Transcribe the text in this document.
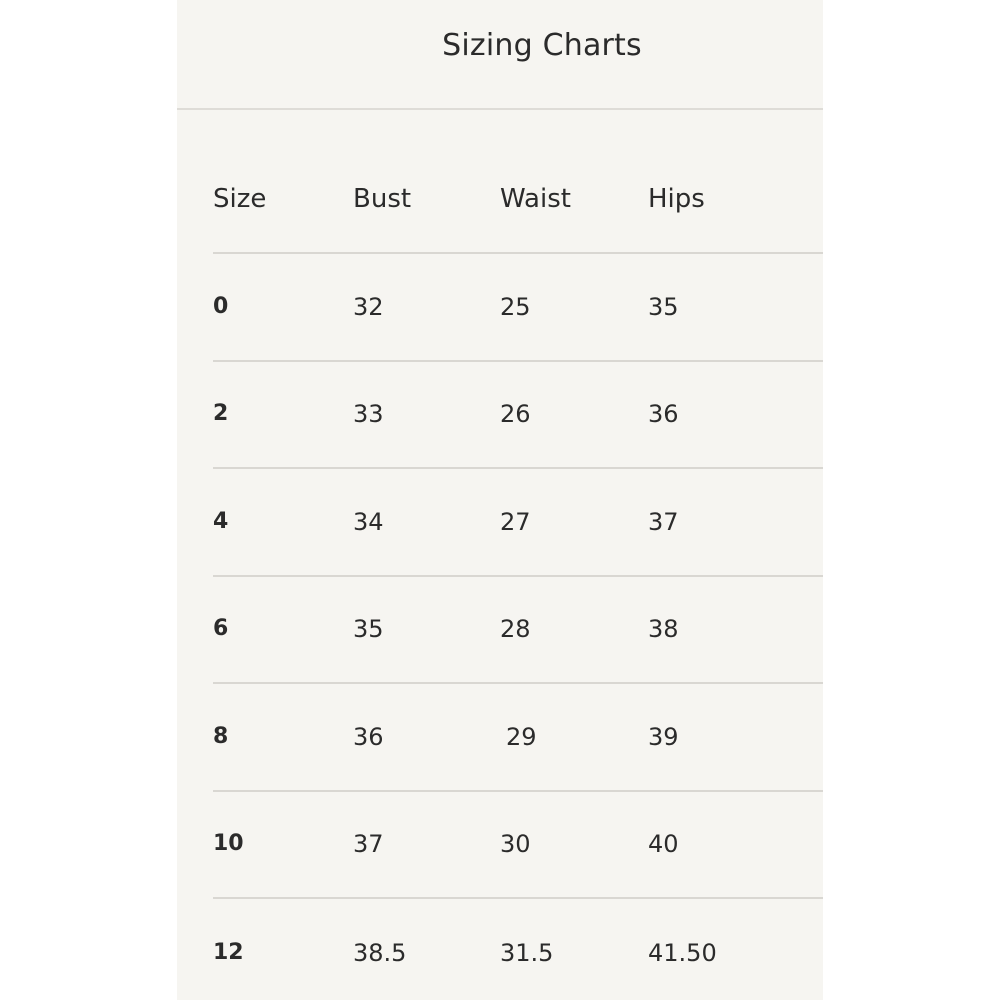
Sizing Charts
Size	Bust	Waist	Hips
0	32	25	35
2	33	26	36
4	34	27	37
6	35	28	38
8	36	29	39
10	37	30	40
12	38.5	31.5	41.50
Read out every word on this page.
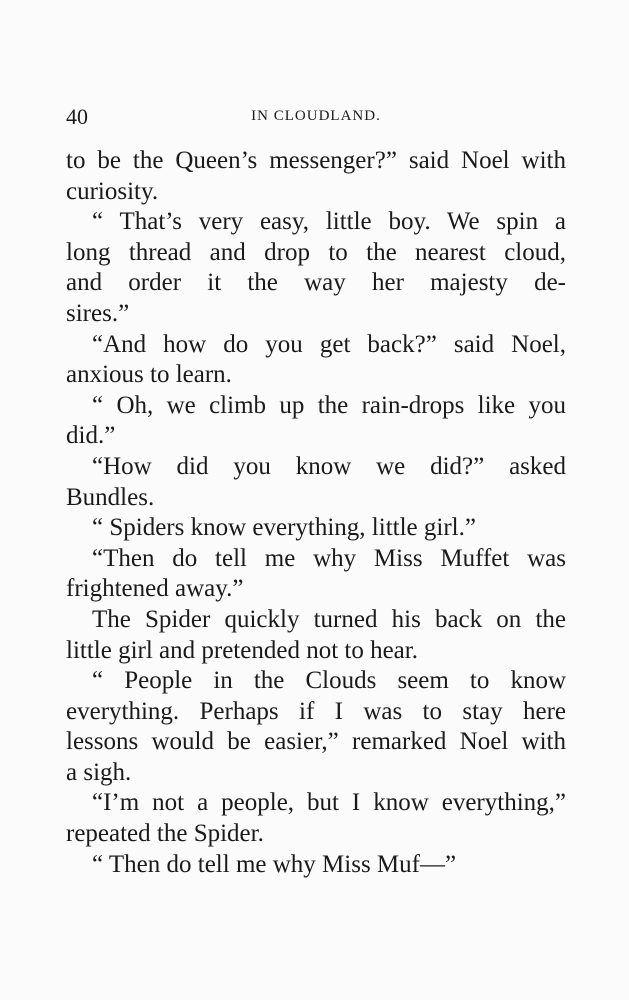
40	IN CLOUDLAND.
to be the Queen’s messenger?” said Noel with
curiosity.
“ That’s very easy, little boy. We spin a
long thread and drop to the nearest cloud,
and order it the way her majesty de-
sires.”
“And how do you get back?” said Noel,
anxious to learn.
“ Oh, we climb up the rain-drops like you
did.”
“How did you know we did?” asked
Bundles.
“ Spiders know everything, little girl.”
“Then do tell me why Miss Muffet was
frightened away.”
The Spider quickly turned his back on the
little girl and pretended not to hear.
“ People in the Clouds seem to know
everything. Perhaps if I was to stay here
lessons would be easier,” remarked Noel with
a sigh.
“I’m not a people, but I know everything,”
repeated the Spider.
“ Then do tell me why Miss Muf—”
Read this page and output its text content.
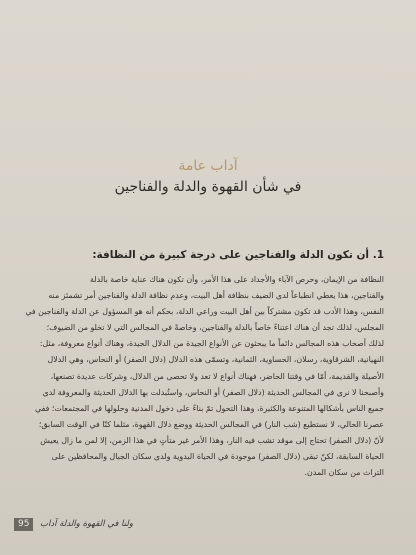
آداب عامة
في شأن القهوة والدلة والفناجين
1. أن تكون الدلة والفناجين على درجة كبيرة من النظافة:

النظافة من الإيمان، وحرص الآباء والأجداد على هذا الأمر، وأن تكون هناك عناية خاصة بالدلة
والفناجين، هذا يعطي انطباعاً لدى الضيف بنظافة أهل البيت، وعدم نظافة الدلة والفناجين أمر تشمئز منه
النفس، وهذا الأدب قد تكون مشتركاً بين أهل البيت وراعي الدلة، بحكم أنه هو المسؤول عن الدلة والفناجين في
المجلس، لذلك تجد أن هناك اعتناءً خاصاً بالدلة والفناجين، وخاصةً في المجالس التي لا تخلو من الضيوف؛
لذلك أصحاب هذه المجالس دائماً ما يبحثون عن الأنواع الجيدة من الدلال الجيدة، وهناك أنواع معروفة، مثل:
النهيانية، الشرقاوية، رسلان، الحساوية، الثمانية، وتسمّى هذه الدلال (دلال الصفر) أو النحاس، وهي الدلال
الأصيلة والقديمة، أمّا في وقتنا الحاضر، فهناك أنواع لا تعد ولا تحصى من الدلال، وشركات عديدة تصنعها،
وأصبحنا لا نرى في المجالس الحديثة (دلال الصفر) أو النحاس، واستُبدلت بها الدلال الحديثة والمعروفة لدى
جميع الناس بأشكالها المتنوعة والكثيرة، وهذا التحول تمّ بناءً على دخول المدنية وحلولها في المجتمعات؛ ففي
عصرنا الحالي، لا نستطيع (شب النار) في المجالس الحديثة ووضع دلال القهوة، مثلما كنّا في الوقت السابق؛
لأنّ (دلال الصفر) تحتاج إلى موقد تشب فيه النار، وهذا الأمر غير متأتٍ في هذا الزمن، إلا لمن ما زال يعيش
الحياة السابقة، لكنّ تبقى (دلال الصفر) موجودة في الحياة البدوية ولدى سكان الجبال والمحافظين على
التراث من سكان المدن.

95	ولنا في القهوة والدلة آداب
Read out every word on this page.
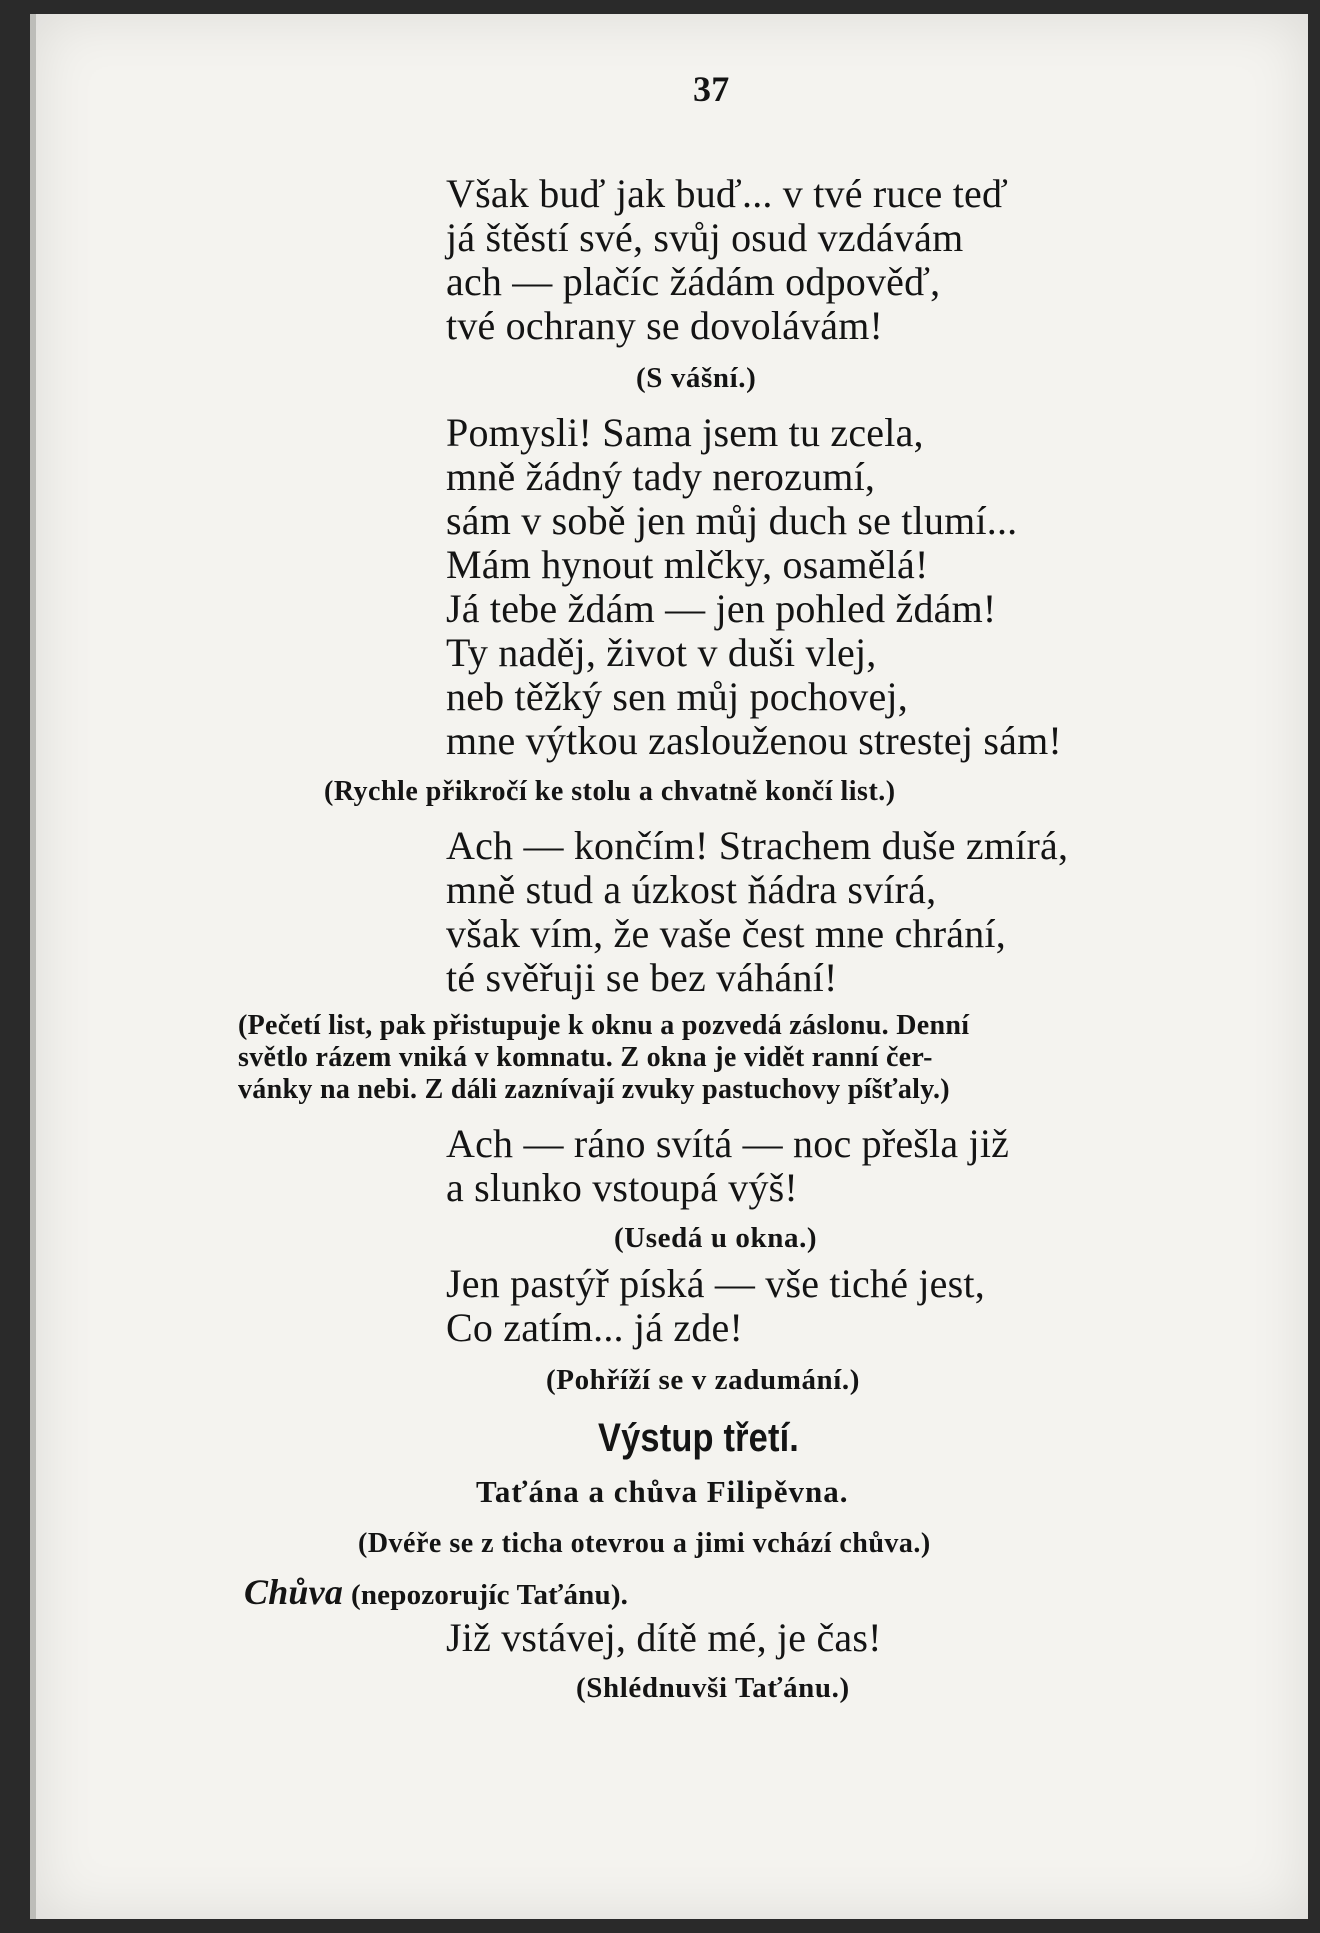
37
Však buď jak buď... v tvé ruce teď
já štěstí své, svůj osud vzdávám
ach — plačíc žádám odpověď,
tvé ochrany se dovolávám!
(S vášní.)
Pomysli! Sama jsem tu zcela,
mně žádný tady nerozumí,
sám v sobě jen můj duch se tlumí...
Mám hynout mlčky, osamělá!
Já tebe ždám — jen pohled ždám!
Ty naděj, život v duši vlej,
neb těžký sen můj pochovej,
mne výtkou zaslouženou strestej sám!
(Rychle přikročí ke stolu a chvatně končí list.)
Ach — končím! Strachem duše zmírá,
mně stud a úzkost ňádra svírá,
však vím, že vaše čest mne chrání,
té svěřuji se bez váhání!
(Pečetí list, pak přistupuje k oknu a pozvedá záslonu. Denní
světlo rázem vniká v komnatu. Z okna je vidět ranní čer-
vánky na nebi. Z dáli zaznívají zvuky pastuchovy píšťaly.)
Ach — ráno svítá — noc přešla již
a slunko vstoupá výš!
(Usedá u okna.)
Jen pastýř píská — vše tiché jest,
Co zatím... já zde!
(Pohříží se v zadumání.)
Výstup třetí.
Taťána a chůva Filipěvna.
(Dvéře se z ticha otevrou a jimi vchází chůva.)
Chůva (nepozorujíc Taťánu).
Již vstávej, dítě mé, je čas!
(Shlédnuvši Taťánu.)
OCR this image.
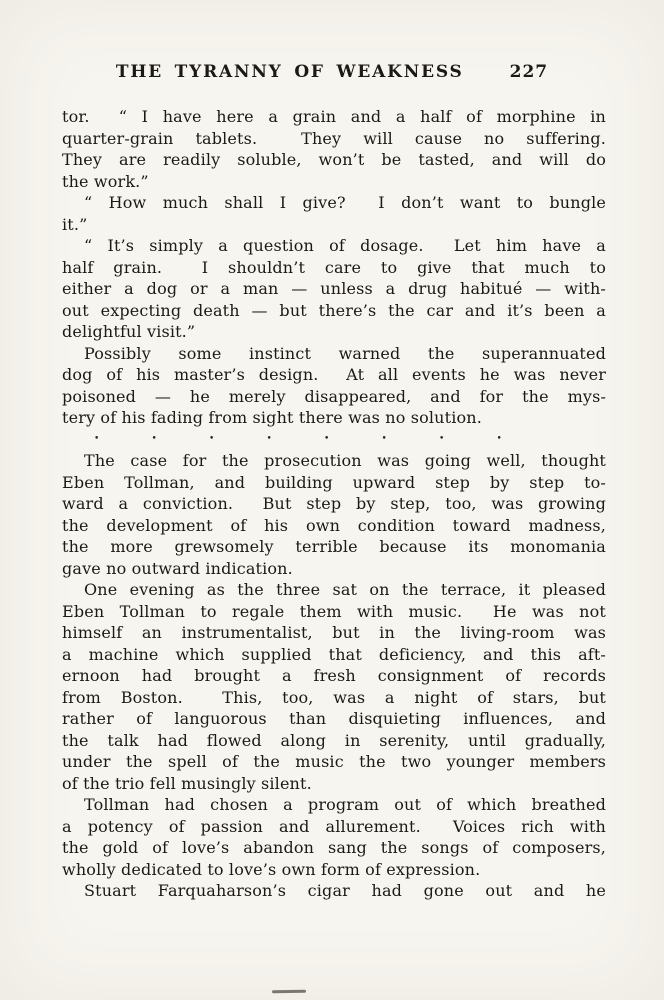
THE TYRANNY OF WEAKNESS	227

tor.  “ I have here a grain and a half of morphine in
quarter-grain tablets.  They will cause no suffering.
They are readily soluble, won’t be tasted, and will do
the work.”

“ How much shall I give?  I don’t want to bungle
it.”

“ It’s simply a question of dosage.  Let him have a
half grain.  I shouldn’t care to give that much to
either a dog or a man — unless a drug habitué — with-
out expecting death — but there’s the car and it’s been a
delightful visit.”

Possibly some instinct warned the superannuated
dog of his master’s design.  At all events he was never
poisoned — he merely disappeared, and for the mys-
tery of his fading from sight there was no solution.

•	•	•	•	•	•	•	•

The case for the prosecution was going well, thought
Eben Tollman, and building upward step by step to-
ward a conviction.  But step by step, too, was growing
the development of his own condition toward madness,
the more grewsomely terrible because its monomania
gave no outward indication.

One evening as the three sat on the terrace, it pleased
Eben Tollman to regale them with music.  He was not
himself an instrumentalist, but in the living-room was
a machine which supplied that deficiency, and this aft-
ernoon had brought a fresh consignment of records
from Boston.  This, too, was a night of stars, but
rather of languorous than disquieting influences, and
the talk had flowed along in serenity, until gradually,
under the spell of the music the two younger members
of the trio fell musingly silent.

Tollman had chosen a program out of which breathed
a potency of passion and allurement.  Voices rich with
the gold of love’s abandon sang the songs of composers,
wholly dedicated to love’s own form of expression.

Stuart Farquaharson’s cigar had gone out and he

→ **Goal**
With the pictures omitted, reproduce the records in full and exactly.

→ **Solution to this task**
Transcribe the text in this document.
Sizing Charts
Size	Bust	Waist	Hips
0	32	25	35
2	33	26	36
4	34	27	37
6	35	28	38
8	36	29	39
10	37	30	40
12	38.5	31.5	41.50
Read out every word on this page.
40	IN CLOUDLAND.
to be the Queen’s messenger?” said Noel with
curiosity.
“ That’s very easy, little boy. We spin a
long thread and drop to the nearest cloud,
and order it the way her majesty de-
sires.”
“And how do you get back?” said Noel,
anxious to learn.
“ Oh, we climb up the rain-drops like you
did.”
“How did you know we did?” asked
Bundles.
“ Spiders know everything, little girl.”
“Then do tell me why Miss Muffet was
frightened away.”
The Spider quickly turned his back on the
little girl and pretended not to hear.
“ People in the Clouds seem to know
everything. Perhaps if I was to stay here
lessons would be easier,” remarked Noel with
a sigh.
“I’m not a people, but I know everything,”
repeated the Spider.
“ Then do tell me why Miss Muf—”
Read this page and output its text content.
آداب عامة
في شأن القهوة والدلة والفناجين
1. أن تكون الدلة والفناجين على درجة كبيرة من النظافة:

النظافة من الإيمان، وحرص الآباء والأجداد على هذا الأمر، وأن تكون هناك عناية خاصة بالدلة
والفناجين، هذا يعطي انطباعاً لدى الضيف بنظافة أهل البيت، وعدم نظافة الدلة والفناجين أمر تشمئز منه
النفس، وهذا الأدب قد تكون مشتركاً بين أهل البيت وراعي الدلة، بحكم أنه هو المسؤول عن الدلة والفناجين في
المجلس، لذلك تجد أن هناك اعتناءً خاصاً بالدلة والفناجين، وخاصةً في المجالس التي لا تخلو من الضيوف؛
لذلك أصحاب هذه المجالس دائماً ما يبحثون عن الأنواع الجيدة من الدلال الجيدة، وهناك أنواع معروفة، مثل:
النهيانية، الشرقاوية، رسلان، الحساوية، الثمانية، وتسمّى هذه الدلال (دلال الصفر) أو النحاس، وهي الدلال
الأصيلة والقديمة، أمّا في وقتنا الحاضر، فهناك أنواع لا تعد ولا تحصى من الدلال، وشركات عديدة تصنعها،
وأصبحنا لا نرى في المجالس الحديثة (دلال الصفر) أو النحاس، واستُبدلت بها الدلال الحديثة والمعروفة لدى
جميع الناس بأشكالها المتنوعة والكثيرة، وهذا التحول تمّ بناءً على دخول المدنية وحلولها في المجتمعات؛ ففي
عصرنا الحالي، لا نستطيع (شب النار) في المجالس الحديثة ووضع دلال القهوة، مثلما كنّا في الوقت السابق؛
لأنّ (دلال الصفر) تحتاج إلى موقد تشب فيه النار، وهذا الأمر غير متأتٍ في هذا الزمن، إلا لمن ما زال يعيش
الحياة السابقة، لكنّ تبقى (دلال الصفر) موجودة في الحياة البدوية ولدى سكان الجبال والمحافظين على
التراث من سكان المدن.

95	ولنا في القهوة والدلة آداب
Read out every word on this page.
37
Však buď jak buď... v tvé ruce teď
já štěstí své, svůj osud vzdávám
ach — plačíc žádám odpověď,
tvé ochrany se dovolávám!
(S vášní.)
Pomysli! Sama jsem tu zcela,
mně žádný tady nerozumí,
sám v sobě jen můj duch se tlumí...
Mám hynout mlčky, osamělá!
Já tebe ždám — jen pohled ždám!
Ty naděj, život v duši vlej,
neb těžký sen můj pochovej,
mne výtkou zaslouženou strestej sám!
(Rychle přikročí ke stolu a chvatně končí list.)
Ach — končím! Strachem duše zmírá,
mně stud a úzkost ňádra svírá,
však vím, že vaše čest mne chrání,
té svěřuji se bez váhání!
(Pečetí list, pak přistupuje k oknu a pozvedá záslonu. Denní
světlo rázem vniká v komnatu. Z okna je vidět ranní čer-
vánky na nebi. Z dáli zaznívají zvuky pastuchovy píšťaly.)
Ach — ráno svítá — noc přešla již
a slunko vstoupá výš!
(Usedá u okna.)
Jen pastýř píská — vše tiché jest,
Co zatím... já zde!
(Pohříží se v zadumání.)
Výstup třetí.
Taťána a chůva Filipěvna.
(Dvéře se z ticha otevrou a jimi vchází chůva.)
Chůva (nepozorujíc Taťánu).
Již vstávej, dítě mé, je čas!
(Shlédnuvši Taťánu.)
OCR this image.
THE TYRANNY OF WEAKNESS	227

tor.  “ I have here a grain and a half of morphine in
quarter-grain tablets.  They will cause no suffering.
They are readily soluble, won’t be tasted, and will do
the work.”

“ How much shall I give?  I don’t want to bungle
it.”

“ It’s simply a question of dosage.  Let him have a
half grain.  I shouldn’t care to give that much to
either a dog or a man — unless a drug habitué — with-
out expecting death — but there’s the car and it’s been a
delightful visit.”

Possibly some instinct warned the superannuated
dog of his master’s design.  At all events he was never
poisoned — he merely disappeared, and for the mys-
tery of his fading from sight there was no solution.

•	•	•	•	•	•	•	•

The case for the prosecution was going well, thought
Eben Tollman, and building upward step by step to-
ward a conviction.  But step by step, too, was growing
the development of his own condition toward madness,
the more grewsomely terrible because its monomania
gave no outward indication.

One evening as the three sat on the terrace, it pleased
Eben Tollman to regale them with music.  He was not
himself an instrumentalist, but in the living-room was
a machine which supplied that deficiency, and this aft-
ernoon had brought a fresh consignment of records
from Boston.  This, too, was a night of stars, but
rather of languorous than disquieting influences, and
the talk had flowed along in serenity, until gradually,
under the spell of the music the two younger members
of the trio fell musingly silent.

Tollman had chosen a program out of which breathed
a potency of passion and allurement.  Voices rich with
the gold of love’s abandon sang the songs of composers,
wholly dedicated to love’s own form of expression.

Stuart Farquaharson’s cigar had gone out and he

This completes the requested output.